◆ YOUR INSTRUCTIONS ◆
Every record below should be printed exactly as it appears.

[START EXTRACTED MATERIAL]

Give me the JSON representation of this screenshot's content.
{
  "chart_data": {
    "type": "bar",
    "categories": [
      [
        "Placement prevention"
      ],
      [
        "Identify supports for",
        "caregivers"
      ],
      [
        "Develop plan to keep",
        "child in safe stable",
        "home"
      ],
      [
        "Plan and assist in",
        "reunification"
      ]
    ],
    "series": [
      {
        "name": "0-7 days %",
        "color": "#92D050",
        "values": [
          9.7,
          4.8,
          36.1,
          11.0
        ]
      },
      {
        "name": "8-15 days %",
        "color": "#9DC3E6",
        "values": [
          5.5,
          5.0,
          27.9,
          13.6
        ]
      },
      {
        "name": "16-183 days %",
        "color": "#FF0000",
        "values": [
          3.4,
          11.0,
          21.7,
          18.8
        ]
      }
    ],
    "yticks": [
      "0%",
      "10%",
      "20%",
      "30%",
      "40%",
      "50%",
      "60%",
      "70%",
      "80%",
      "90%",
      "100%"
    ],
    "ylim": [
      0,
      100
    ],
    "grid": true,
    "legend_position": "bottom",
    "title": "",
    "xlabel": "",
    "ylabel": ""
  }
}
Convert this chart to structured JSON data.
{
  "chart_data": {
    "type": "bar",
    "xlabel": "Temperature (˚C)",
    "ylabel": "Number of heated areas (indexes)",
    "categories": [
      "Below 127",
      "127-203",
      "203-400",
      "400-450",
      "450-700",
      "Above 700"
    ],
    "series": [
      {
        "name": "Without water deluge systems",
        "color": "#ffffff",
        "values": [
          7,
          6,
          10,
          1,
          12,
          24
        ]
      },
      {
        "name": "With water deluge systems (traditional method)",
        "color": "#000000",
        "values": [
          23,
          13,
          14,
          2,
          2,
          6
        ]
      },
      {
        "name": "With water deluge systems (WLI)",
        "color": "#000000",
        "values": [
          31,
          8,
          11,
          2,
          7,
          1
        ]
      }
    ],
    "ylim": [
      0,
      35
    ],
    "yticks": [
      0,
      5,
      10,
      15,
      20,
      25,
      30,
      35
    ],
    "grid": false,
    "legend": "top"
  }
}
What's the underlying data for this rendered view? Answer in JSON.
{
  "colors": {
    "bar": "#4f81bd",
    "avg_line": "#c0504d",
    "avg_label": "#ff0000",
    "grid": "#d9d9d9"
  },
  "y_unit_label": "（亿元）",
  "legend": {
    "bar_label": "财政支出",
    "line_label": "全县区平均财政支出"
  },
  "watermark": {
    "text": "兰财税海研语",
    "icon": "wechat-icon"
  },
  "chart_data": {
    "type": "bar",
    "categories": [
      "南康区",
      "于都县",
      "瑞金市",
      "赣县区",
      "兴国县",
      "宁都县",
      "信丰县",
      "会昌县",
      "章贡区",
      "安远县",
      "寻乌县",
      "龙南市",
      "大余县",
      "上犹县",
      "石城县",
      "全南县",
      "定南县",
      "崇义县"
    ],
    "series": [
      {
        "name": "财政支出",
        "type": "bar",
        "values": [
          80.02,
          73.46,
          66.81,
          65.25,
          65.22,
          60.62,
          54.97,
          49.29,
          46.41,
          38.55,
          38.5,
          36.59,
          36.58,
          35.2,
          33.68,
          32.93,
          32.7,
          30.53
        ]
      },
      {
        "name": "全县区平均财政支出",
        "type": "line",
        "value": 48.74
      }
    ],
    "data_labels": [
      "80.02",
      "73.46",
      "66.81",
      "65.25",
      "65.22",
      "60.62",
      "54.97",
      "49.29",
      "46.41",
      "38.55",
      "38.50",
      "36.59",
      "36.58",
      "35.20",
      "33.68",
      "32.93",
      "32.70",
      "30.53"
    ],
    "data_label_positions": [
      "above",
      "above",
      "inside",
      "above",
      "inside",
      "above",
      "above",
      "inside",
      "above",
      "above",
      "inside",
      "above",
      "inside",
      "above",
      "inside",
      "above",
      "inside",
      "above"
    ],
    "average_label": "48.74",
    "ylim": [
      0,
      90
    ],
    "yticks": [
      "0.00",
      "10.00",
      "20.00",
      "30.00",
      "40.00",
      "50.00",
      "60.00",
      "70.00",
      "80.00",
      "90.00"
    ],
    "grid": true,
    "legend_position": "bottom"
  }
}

[END EXTRACTED MATERIAL]

◆ ANSWER TO THE TASK ◆
Give me the JSON representation of this screenshot's content.
{
  "chart_data": {
    "type": "bar",
    "categories": [
      [
        "Placement prevention"
      ],
      [
        "Identify supports for",
        "caregivers"
      ],
      [
        "Develop plan to keep",
        "child in safe stable",
        "home"
      ],
      [
        "Plan and assist in",
        "reunification"
      ]
    ],
    "series": [
      {
        "name": "0-7 days %",
        "color": "#92D050",
        "values": [
          9.7,
          4.8,
          36.1,
          11.0
        ]
      },
      {
        "name": "8-15 days %",
        "color": "#9DC3E6",
        "values": [
          5.5,
          5.0,
          27.9,
          13.6
        ]
      },
      {
        "name": "16-183 days %",
        "color": "#FF0000",
        "values": [
          3.4,
          11.0,
          21.7,
          18.8
        ]
      }
    ],
    "yticks": [
      "0%",
      "10%",
      "20%",
      "30%",
      "40%",
      "50%",
      "60%",
      "70%",
      "80%",
      "90%",
      "100%"
    ],
    "ylim": [
      0,
      100
    ],
    "grid": true,
    "legend_position": "bottom",
    "title": "",
    "xlabel": "",
    "ylabel": ""
  }
}
Convert this chart to structured JSON data.
{
  "chart_data": {
    "type": "bar",
    "xlabel": "Temperature (˚C)",
    "ylabel": "Number of heated areas (indexes)",
    "categories": [
      "Below 127",
      "127-203",
      "203-400",
      "400-450",
      "450-700",
      "Above 700"
    ],
    "series": [
      {
        "name": "Without water deluge systems",
        "color": "#ffffff",
        "values": [
          7,
          6,
          10,
          1,
          12,
          24
        ]
      },
      {
        "name": "With water deluge systems (traditional method)",
        "color": "#000000",
        "values": [
          23,
          13,
          14,
          2,
          2,
          6
        ]
      },
      {
        "name": "With water deluge systems (WLI)",
        "color": "#000000",
        "values": [
          31,
          8,
          11,
          2,
          7,
          1
        ]
      }
    ],
    "ylim": [
      0,
      35
    ],
    "yticks": [
      0,
      5,
      10,
      15,
      20,
      25,
      30,
      35
    ],
    "grid": false,
    "legend": "top"
  }
}
What's the underlying data for this rendered view? Answer in JSON.
{
  "colors": {
    "bar": "#4f81bd",
    "avg_line": "#c0504d",
    "avg_label": "#ff0000",
    "grid": "#d9d9d9"
  },
  "y_unit_label": "（亿元）",
  "legend": {
    "bar_label": "财政支出",
    "line_label": "全县区平均财政支出"
  },
  "watermark": {
    "text": "兰财税海研语",
    "icon": "wechat-icon"
  },
  "chart_data": {
    "type": "bar",
    "categories": [
      "南康区",
      "于都县",
      "瑞金市",
      "赣县区",
      "兴国县",
      "宁都县",
      "信丰县",
      "会昌县",
      "章贡区",
      "安远县",
      "寻乌县",
      "龙南市",
      "大余县",
      "上犹县",
      "石城县",
      "全南县",
      "定南县",
      "崇义县"
    ],
    "series": [
      {
        "name": "财政支出",
        "type": "bar",
        "values": [
          80.02,
          73.46,
          66.81,
          65.25,
          65.22,
          60.62,
          54.97,
          49.29,
          46.41,
          38.55,
          38.5,
          36.59,
          36.58,
          35.2,
          33.68,
          32.93,
          32.7,
          30.53
        ]
      },
      {
        "name": "全县区平均财政支出",
        "type": "line",
        "value": 48.74
      }
    ],
    "data_labels": [
      "80.02",
      "73.46",
      "66.81",
      "65.25",
      "65.22",
      "60.62",
      "54.97",
      "49.29",
      "46.41",
      "38.55",
      "38.50",
      "36.59",
      "36.58",
      "35.20",
      "33.68",
      "32.93",
      "32.70",
      "30.53"
    ],
    "data_label_positions": [
      "above",
      "above",
      "inside",
      "above",
      "inside",
      "above",
      "above",
      "inside",
      "above",
      "above",
      "inside",
      "above",
      "inside",
      "above",
      "inside",
      "above",
      "inside",
      "above"
    ],
    "average_label": "48.74",
    "ylim": [
      0,
      90
    ],
    "yticks": [
      "0.00",
      "10.00",
      "20.00",
      "30.00",
      "40.00",
      "50.00",
      "60.00",
      "70.00",
      "80.00",
      "90.00"
    ],
    "grid": true,
    "legend_position": "bottom"
  }
}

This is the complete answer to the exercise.